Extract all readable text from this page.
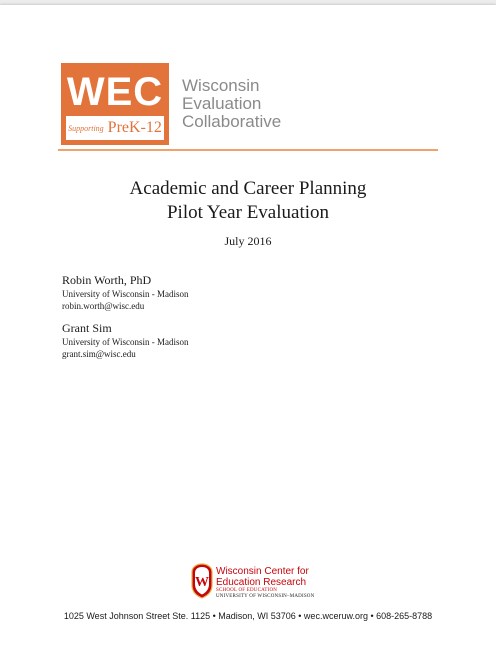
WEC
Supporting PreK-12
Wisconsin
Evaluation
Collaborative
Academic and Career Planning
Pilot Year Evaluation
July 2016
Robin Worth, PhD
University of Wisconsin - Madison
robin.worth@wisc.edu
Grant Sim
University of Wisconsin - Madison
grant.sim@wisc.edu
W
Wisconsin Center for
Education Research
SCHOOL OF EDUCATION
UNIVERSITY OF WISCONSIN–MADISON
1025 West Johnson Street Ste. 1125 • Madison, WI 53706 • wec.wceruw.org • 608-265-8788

▶ **WRITTEN REQUEST**
Repeat each entry precisely as it appears. Leave the pictures out.

▶ **THE ANSWER**
Extract all readable text from this page.
WEC
Supporting PreK-12
Wisconsin
Evaluation
Collaborative
Academic and Career Planning
Pilot Year Evaluation
July 2016
Robin Worth, PhD
University of Wisconsin - Madison
robin.worth@wisc.edu
Grant Sim
University of Wisconsin - Madison
grant.sim@wisc.edu
W
Wisconsin Center for
Education Research
SCHOOL OF EDUCATION
UNIVERSITY OF WISCONSIN–MADISON
1025 West Johnson Street Ste. 1125 • Madison, WI 53706 • wec.wceruw.org • 608-265-8788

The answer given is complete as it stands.